- [STATED TASK]
Will you output the entries below exactly, skipping every image they contain?

## Start SOURCE RECORDS

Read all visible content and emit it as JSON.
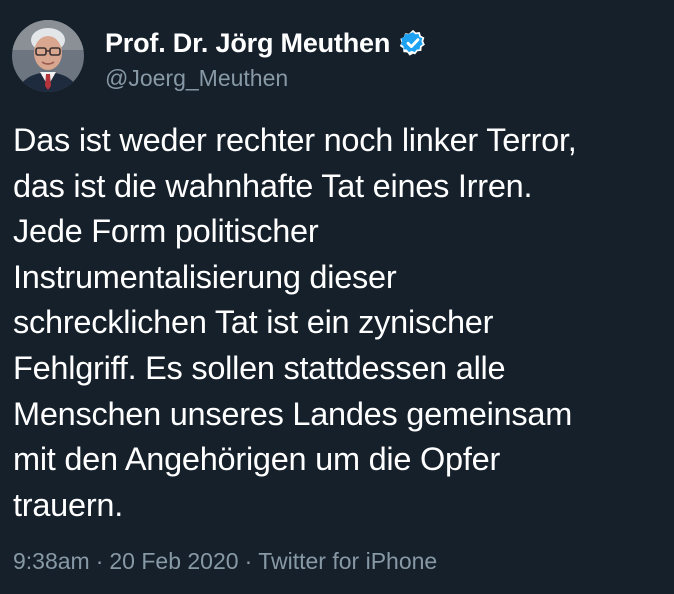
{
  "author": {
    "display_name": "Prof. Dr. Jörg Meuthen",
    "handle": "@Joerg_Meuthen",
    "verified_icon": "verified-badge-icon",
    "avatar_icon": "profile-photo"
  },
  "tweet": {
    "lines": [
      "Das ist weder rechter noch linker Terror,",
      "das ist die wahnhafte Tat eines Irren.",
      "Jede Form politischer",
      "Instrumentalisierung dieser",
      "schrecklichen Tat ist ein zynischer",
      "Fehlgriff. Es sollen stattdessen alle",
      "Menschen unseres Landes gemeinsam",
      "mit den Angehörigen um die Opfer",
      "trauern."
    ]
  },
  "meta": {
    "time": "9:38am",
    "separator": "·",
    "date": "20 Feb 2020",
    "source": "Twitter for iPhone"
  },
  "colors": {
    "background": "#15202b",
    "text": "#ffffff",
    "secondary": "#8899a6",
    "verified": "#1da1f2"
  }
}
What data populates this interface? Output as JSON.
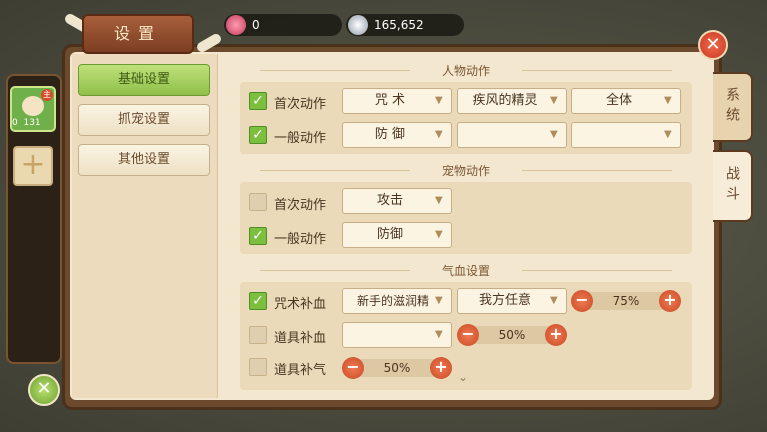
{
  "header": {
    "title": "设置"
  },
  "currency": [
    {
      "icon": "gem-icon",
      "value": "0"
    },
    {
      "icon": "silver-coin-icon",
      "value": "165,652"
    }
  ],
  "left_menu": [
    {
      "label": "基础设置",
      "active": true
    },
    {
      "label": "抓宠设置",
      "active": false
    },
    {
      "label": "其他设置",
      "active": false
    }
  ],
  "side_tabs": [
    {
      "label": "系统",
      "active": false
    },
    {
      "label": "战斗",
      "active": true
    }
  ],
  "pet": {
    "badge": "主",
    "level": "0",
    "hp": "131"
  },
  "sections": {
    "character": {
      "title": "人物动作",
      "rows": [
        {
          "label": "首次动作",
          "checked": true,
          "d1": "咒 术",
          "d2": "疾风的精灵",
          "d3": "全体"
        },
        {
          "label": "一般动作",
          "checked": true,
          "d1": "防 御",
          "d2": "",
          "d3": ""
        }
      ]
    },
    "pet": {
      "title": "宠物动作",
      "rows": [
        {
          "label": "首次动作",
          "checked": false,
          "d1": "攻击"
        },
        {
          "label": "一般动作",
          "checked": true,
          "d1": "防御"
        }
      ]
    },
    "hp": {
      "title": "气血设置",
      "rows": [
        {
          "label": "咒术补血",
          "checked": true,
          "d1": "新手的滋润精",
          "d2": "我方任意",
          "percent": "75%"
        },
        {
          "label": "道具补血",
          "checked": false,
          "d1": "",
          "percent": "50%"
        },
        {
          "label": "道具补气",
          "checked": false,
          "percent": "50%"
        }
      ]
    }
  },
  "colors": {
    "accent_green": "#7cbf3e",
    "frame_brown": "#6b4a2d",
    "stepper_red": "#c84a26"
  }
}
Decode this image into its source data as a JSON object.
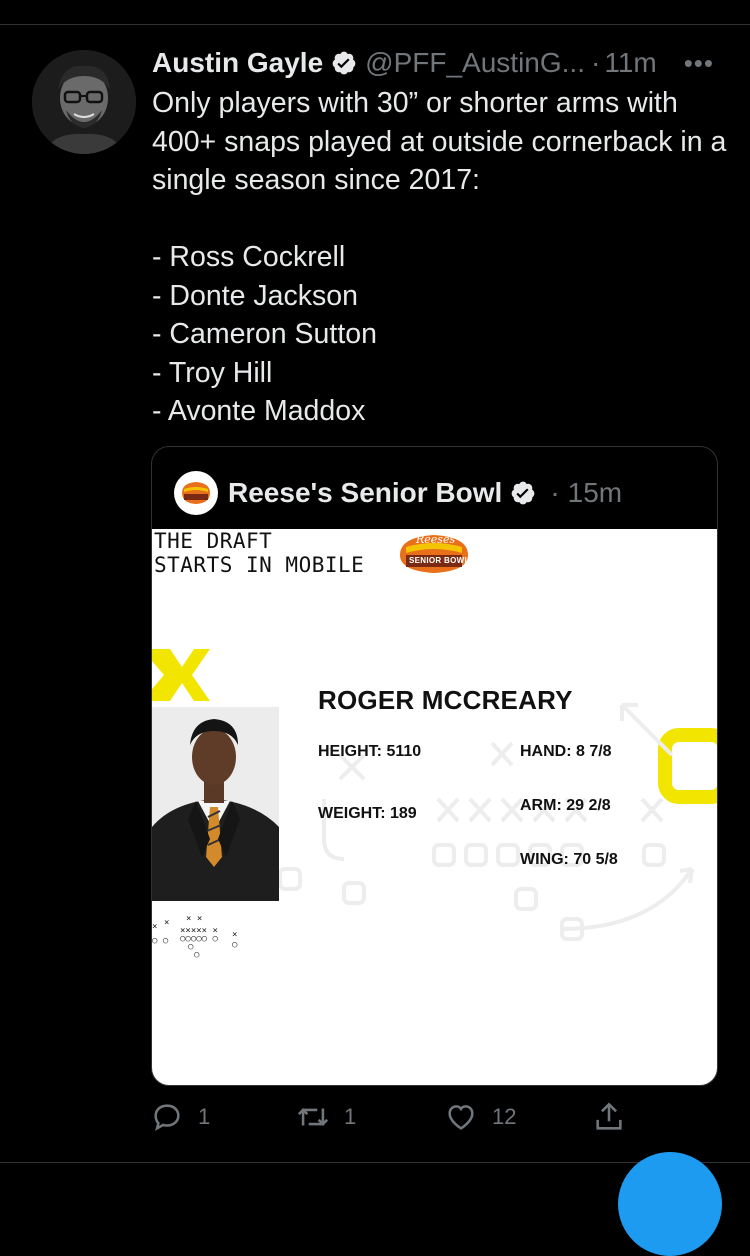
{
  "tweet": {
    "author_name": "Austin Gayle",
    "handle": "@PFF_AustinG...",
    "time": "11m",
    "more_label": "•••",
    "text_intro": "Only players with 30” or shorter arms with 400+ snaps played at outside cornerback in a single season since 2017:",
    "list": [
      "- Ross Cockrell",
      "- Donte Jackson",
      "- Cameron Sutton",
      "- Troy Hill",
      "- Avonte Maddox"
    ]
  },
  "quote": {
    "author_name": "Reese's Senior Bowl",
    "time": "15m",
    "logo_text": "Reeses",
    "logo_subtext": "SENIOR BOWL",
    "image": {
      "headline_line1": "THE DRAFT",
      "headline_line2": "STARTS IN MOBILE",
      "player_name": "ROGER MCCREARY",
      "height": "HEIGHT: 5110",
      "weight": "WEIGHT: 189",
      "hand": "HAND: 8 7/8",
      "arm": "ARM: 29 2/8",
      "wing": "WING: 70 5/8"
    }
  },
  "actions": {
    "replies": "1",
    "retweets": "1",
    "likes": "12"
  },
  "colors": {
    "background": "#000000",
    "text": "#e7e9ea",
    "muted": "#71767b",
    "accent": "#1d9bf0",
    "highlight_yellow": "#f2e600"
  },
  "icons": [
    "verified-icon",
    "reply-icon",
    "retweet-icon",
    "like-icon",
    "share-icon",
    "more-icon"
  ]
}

## End SOURCE RECORDS

- [ANSWER TO THIS PROBLEM]
Read all visible content and emit it as JSON.
{
  "author": {
    "display_name": "Prof. Dr. Jörg Meuthen",
    "handle": "@Joerg_Meuthen",
    "verified_icon": "verified-badge-icon",
    "avatar_icon": "profile-photo"
  },
  "tweet": {
    "lines": [
      "Das ist weder rechter noch linker Terror,",
      "das ist die wahnhafte Tat eines Irren.",
      "Jede Form politischer",
      "Instrumentalisierung dieser",
      "schrecklichen Tat ist ein zynischer",
      "Fehlgriff. Es sollen stattdessen alle",
      "Menschen unseres Landes gemeinsam",
      "mit den Angehörigen um die Opfer",
      "trauern."
    ]
  },
  "meta": {
    "time": "9:38am",
    "separator": "·",
    "date": "20 Feb 2020",
    "source": "Twitter for iPhone"
  },
  "colors": {
    "background": "#15202b",
    "text": "#ffffff",
    "secondary": "#8899a6",
    "verified": "#1da1f2"
  }
}
What data populates this interface? Output as JSON.
{
  "header": {
    "title": "设置"
  },
  "currency": [
    {
      "icon": "gem-icon",
      "value": "0"
    },
    {
      "icon": "silver-coin-icon",
      "value": "165,652"
    }
  ],
  "left_menu": [
    {
      "label": "基础设置",
      "active": true
    },
    {
      "label": "抓宠设置",
      "active": false
    },
    {
      "label": "其他设置",
      "active": false
    }
  ],
  "side_tabs": [
    {
      "label": "系统",
      "active": false
    },
    {
      "label": "战斗",
      "active": true
    }
  ],
  "pet": {
    "badge": "主",
    "level": "0",
    "hp": "131"
  },
  "sections": {
    "character": {
      "title": "人物动作",
      "rows": [
        {
          "label": "首次动作",
          "checked": true,
          "d1": "咒 术",
          "d2": "疾风的精灵",
          "d3": "全体"
        },
        {
          "label": "一般动作",
          "checked": true,
          "d1": "防 御",
          "d2": "",
          "d3": ""
        }
      ]
    },
    "pet": {
      "title": "宠物动作",
      "rows": [
        {
          "label": "首次动作",
          "checked": false,
          "d1": "攻击"
        },
        {
          "label": "一般动作",
          "checked": true,
          "d1": "防御"
        }
      ]
    },
    "hp": {
      "title": "气血设置",
      "rows": [
        {
          "label": "咒术补血",
          "checked": true,
          "d1": "新手的滋润精",
          "d2": "我方任意",
          "percent": "75%"
        },
        {
          "label": "道具补血",
          "checked": false,
          "d1": "",
          "percent": "50%"
        },
        {
          "label": "道具补气",
          "checked": false,
          "percent": "50%"
        }
      ]
    }
  },
  "colors": {
    "accent_green": "#7cbf3e",
    "frame_brown": "#6b4a2d",
    "stepper_red": "#c84a26"
  }
}
Decode this image into its source data as a JSON object.
{
  "tweet": {
    "author_name": "Austin Gayle",
    "handle": "@PFF_AustinG...",
    "time": "11m",
    "more_label": "•••",
    "text_intro": "Only players with 30” or shorter arms with 400+ snaps played at outside cornerback in a single season since 2017:",
    "list": [
      "- Ross Cockrell",
      "- Donte Jackson",
      "- Cameron Sutton",
      "- Troy Hill",
      "- Avonte Maddox"
    ]
  },
  "quote": {
    "author_name": "Reese's Senior Bowl",
    "time": "15m",
    "logo_text": "Reeses",
    "logo_subtext": "SENIOR BOWL",
    "image": {
      "headline_line1": "THE DRAFT",
      "headline_line2": "STARTS IN MOBILE",
      "player_name": "ROGER MCCREARY",
      "height": "HEIGHT: 5110",
      "weight": "WEIGHT: 189",
      "hand": "HAND: 8 7/8",
      "arm": "ARM: 29 2/8",
      "wing": "WING: 70 5/8"
    }
  },
  "actions": {
    "replies": "1",
    "retweets": "1",
    "likes": "12"
  },
  "colors": {
    "background": "#000000",
    "text": "#e7e9ea",
    "muted": "#71767b",
    "accent": "#1d9bf0",
    "highlight_yellow": "#f2e600"
  },
  "icons": [
    "verified-icon",
    "reply-icon",
    "retweet-icon",
    "like-icon",
    "share-icon",
    "more-icon"
  ]
}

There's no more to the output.